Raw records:
◇ ◇ ◇ ◇ ◇ ◇ ◇

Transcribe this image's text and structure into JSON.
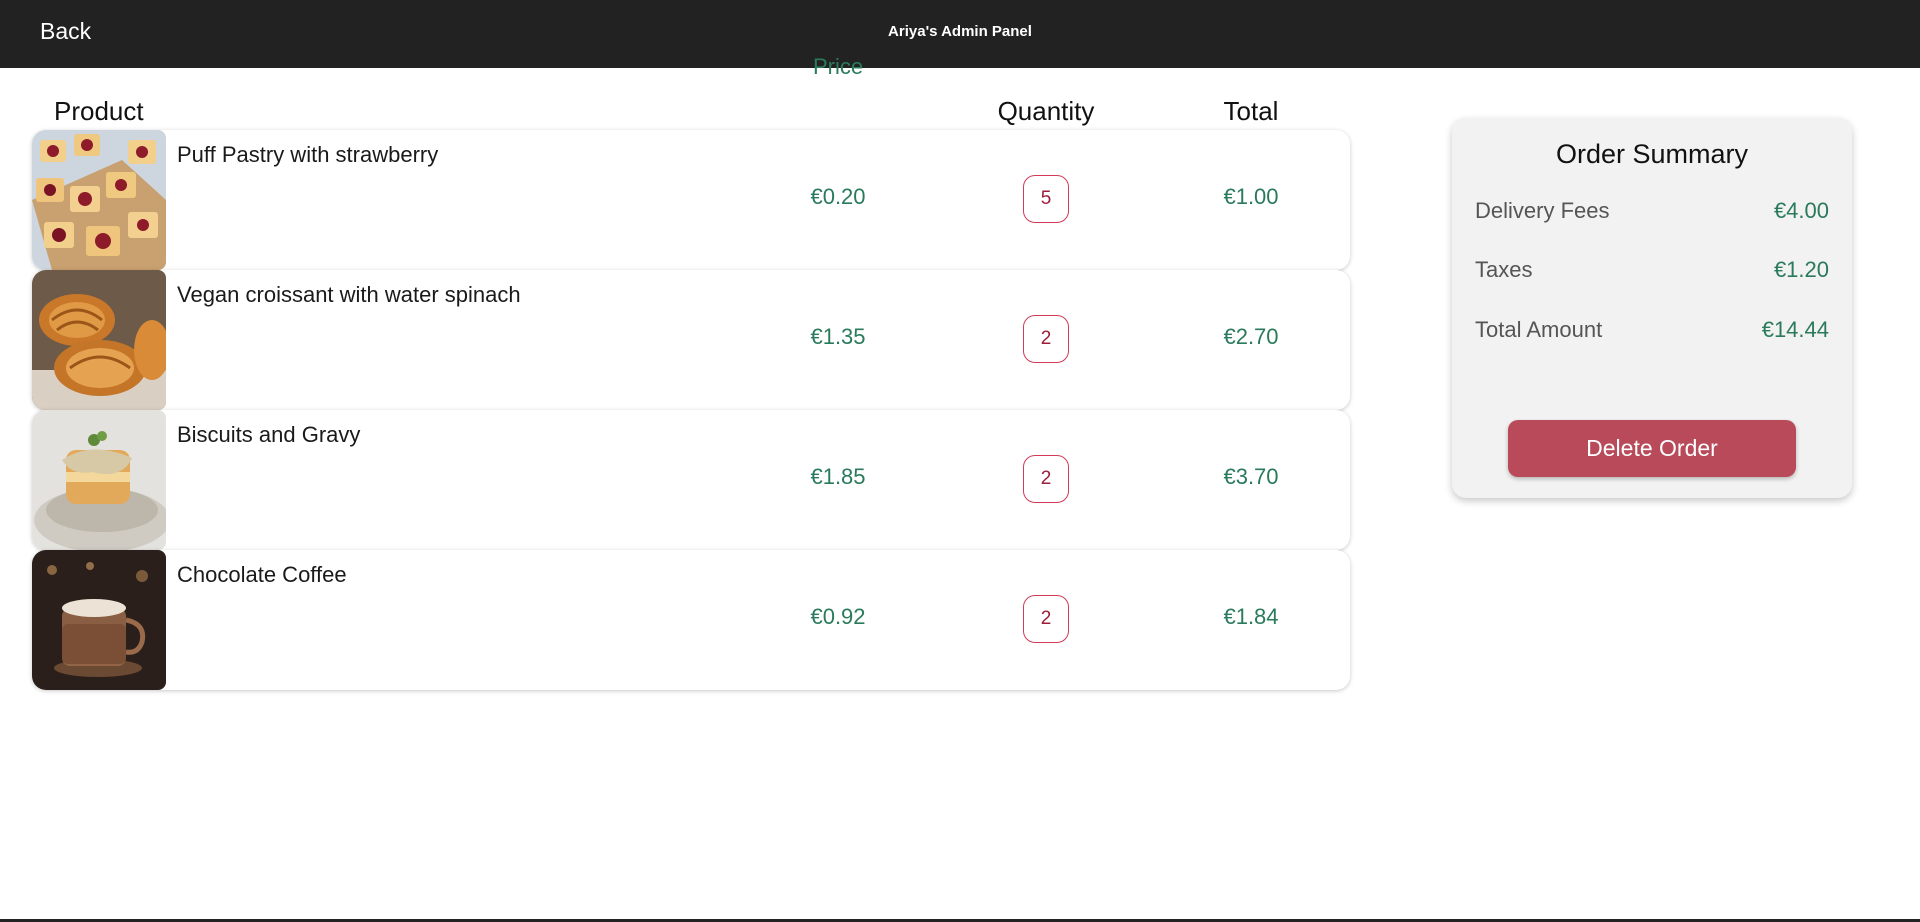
{
  "header": {
    "back_label": "Back",
    "title": "Ariya's Admin Panel"
  },
  "table": {
    "columns": {
      "product": "Product",
      "price": "Price",
      "quantity": "Quantity",
      "total": "Total"
    },
    "rows": [
      {
        "name": "Puff Pastry with strawberry",
        "price": "€0.20",
        "quantity": "5",
        "total": "€1.00"
      },
      {
        "name": "Vegan croissant with water spinach",
        "price": "€1.35",
        "quantity": "2",
        "total": "€2.70"
      },
      {
        "name": "Biscuits and Gravy",
        "price": "€1.85",
        "quantity": "2",
        "total": "€3.70"
      },
      {
        "name": "Chocolate Coffee",
        "price": "€0.92",
        "quantity": "2",
        "total": "€1.84"
      }
    ]
  },
  "summary": {
    "title": "Order Summary",
    "delivery_label": "Delivery Fees",
    "delivery_value": "€4.00",
    "taxes_label": "Taxes",
    "taxes_value": "€1.20",
    "total_label": "Total Amount",
    "total_value": "€14.44",
    "delete_label": "Delete Order"
  },
  "colors": {
    "topbar": "#222222",
    "price_green": "#2a7a5c",
    "qty_border": "#d23a55",
    "delete_button": "#b84a5a",
    "summary_bg": "#f2f2f2"
  }
}
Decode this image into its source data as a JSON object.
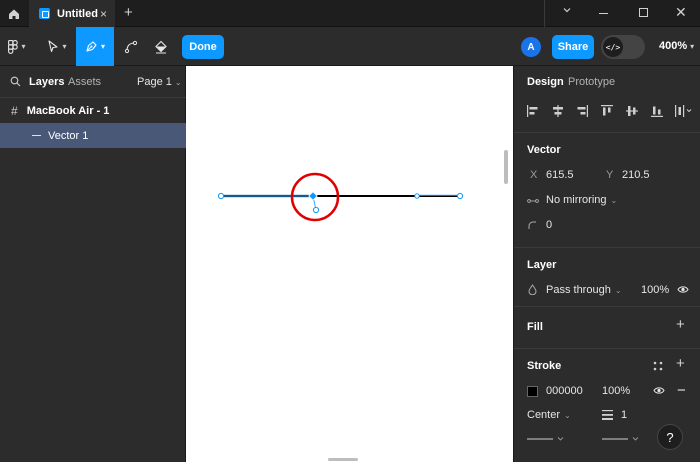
{
  "titlebar": {
    "tab_title": "Untitled",
    "tab_close": "×",
    "new_tab": "+",
    "close": "✕"
  },
  "toolbar": {
    "done_label": "Done",
    "avatar_initial": "A",
    "share_label": "Share",
    "dev_mode_glyph": "</>",
    "zoom": "400%"
  },
  "left_panel": {
    "tab_layers": "Layers",
    "tab_assets": "Assets",
    "page": "Page 1",
    "layers": [
      {
        "name": "MacBook Air - 1",
        "type": "frame"
      },
      {
        "name": "Vector 1",
        "type": "vector",
        "selected": true
      }
    ]
  },
  "right_panel": {
    "tab_design": "Design",
    "tab_prototype": "Prototype",
    "vector": {
      "title": "Vector",
      "x_label": "X",
      "x_value": "615.5",
      "y_label": "Y",
      "y_value": "210.5",
      "mirroring": "No mirroring",
      "corner_radius": "0"
    },
    "layer": {
      "title": "Layer",
      "blend_mode": "Pass through",
      "opacity": "100%"
    },
    "fill": {
      "title": "Fill",
      "add": "+"
    },
    "stroke": {
      "title": "Stroke",
      "add": "+",
      "color_hex": "000000",
      "opacity": "100%",
      "remove": "−",
      "position": "Center",
      "weight": "1"
    }
  },
  "help": "?",
  "colors": {
    "accent": "#0d99ff",
    "highlight_circle": "#e00000",
    "selected_layer": "#4a5878"
  }
}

◇ ◇ ◇ ◇ ◇ ◇ ◇

Repeat each entry above word for word, leaving every picture out.

> Correct output:
Transcribe this image's text and structure into JSON.
{
  "header": {
    "back_label": "Back",
    "title": "Ariya's Admin Panel"
  },
  "table": {
    "columns": {
      "product": "Product",
      "price": "Price",
      "quantity": "Quantity",
      "total": "Total"
    },
    "rows": [
      {
        "name": "Puff Pastry with strawberry",
        "price": "€0.20",
        "quantity": "5",
        "total": "€1.00"
      },
      {
        "name": "Vegan croissant with water spinach",
        "price": "€1.35",
        "quantity": "2",
        "total": "€2.70"
      },
      {
        "name": "Biscuits and Gravy",
        "price": "€1.85",
        "quantity": "2",
        "total": "€3.70"
      },
      {
        "name": "Chocolate Coffee",
        "price": "€0.92",
        "quantity": "2",
        "total": "€1.84"
      }
    ]
  },
  "summary": {
    "title": "Order Summary",
    "delivery_label": "Delivery Fees",
    "delivery_value": "€4.00",
    "taxes_label": "Taxes",
    "taxes_value": "€1.20",
    "total_label": "Total Amount",
    "total_value": "€14.44",
    "delete_label": "Delete Order"
  },
  "colors": {
    "topbar": "#222222",
    "price_green": "#2a7a5c",
    "qty_border": "#d23a55",
    "delete_button": "#b84a5a",
    "summary_bg": "#f2f2f2"
  }
}
Decode this image into its source data as a JSON object.
{
  "titlebar": {
    "tab_title": "Untitled",
    "tab_close": "×",
    "new_tab": "+",
    "close": "✕"
  },
  "toolbar": {
    "done_label": "Done",
    "avatar_initial": "A",
    "share_label": "Share",
    "dev_mode_glyph": "</>",
    "zoom": "400%"
  },
  "left_panel": {
    "tab_layers": "Layers",
    "tab_assets": "Assets",
    "page": "Page 1",
    "layers": [
      {
        "name": "MacBook Air - 1",
        "type": "frame"
      },
      {
        "name": "Vector 1",
        "type": "vector",
        "selected": true
      }
    ]
  },
  "right_panel": {
    "tab_design": "Design",
    "tab_prototype": "Prototype",
    "vector": {
      "title": "Vector",
      "x_label": "X",
      "x_value": "615.5",
      "y_label": "Y",
      "y_value": "210.5",
      "mirroring": "No mirroring",
      "corner_radius": "0"
    },
    "layer": {
      "title": "Layer",
      "blend_mode": "Pass through",
      "opacity": "100%"
    },
    "fill": {
      "title": "Fill",
      "add": "+"
    },
    "stroke": {
      "title": "Stroke",
      "add": "+",
      "color_hex": "000000",
      "opacity": "100%",
      "remove": "−",
      "position": "Center",
      "weight": "1"
    }
  },
  "help": "?",
  "colors": {
    "accent": "#0d99ff",
    "highlight_circle": "#e00000",
    "selected_layer": "#4a5878"
  }
}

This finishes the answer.